[Stored records]

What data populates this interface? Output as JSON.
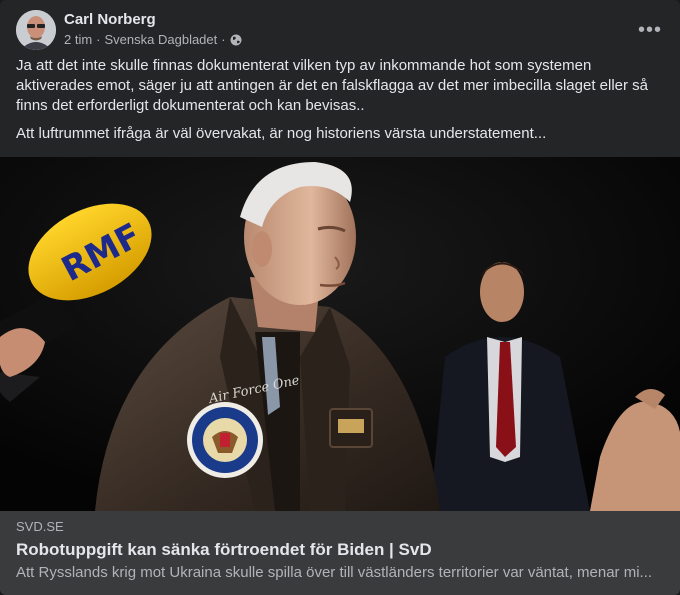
{
  "post": {
    "author": "Carl Norberg",
    "time": "2 tim",
    "separator": "·",
    "group": "Svenska Dagbladet",
    "more_icon": "ellipsis-horizontal-icon",
    "privacy_icon": "globe-icon",
    "body": [
      "Ja att det inte skulle finnas dokumenterat vilken typ av inkommande hot som systemen aktiverades emot, säger ju att antingen är det en falskflagga av det mer imbecilla slaget eller så finns det erforderligt dokumenterat och kan bevisas..",
      "Att luftrummet ifråga är väl övervakat, är nog historiens värsta understatement..."
    ]
  },
  "photo": {
    "mic_brand": "RMF",
    "jacket_text": "Air Force One"
  },
  "link": {
    "domain": "SVD.SE",
    "title": "Robotuppgift kan sänka förtroendet för Biden | SvD",
    "description": "Att Rysslands krig mot Ukraina skulle spilla över till västländers territorier var väntat, menar mi..."
  },
  "colors": {
    "card": "#242526",
    "link_bg": "#3a3b3c",
    "text_primary": "#e4e6eb",
    "text_secondary": "#b0b3b8"
  }
}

Task objective:
Copy out all lines above that include the string "skulle".

Response:
      "Ja att det inte skulle finnas dokumenterat vilken typ av inkommande hot som systemen aktiverades emot, säger ju att antingen är det en falskflagga av det mer imbecilla slaget eller så finns det erforderligt dokumenterat och kan bevisas..",
    "description": "Att Rysslands krig mot Ukraina skulle spilla över till västländers territorier var väntat, menar mi..."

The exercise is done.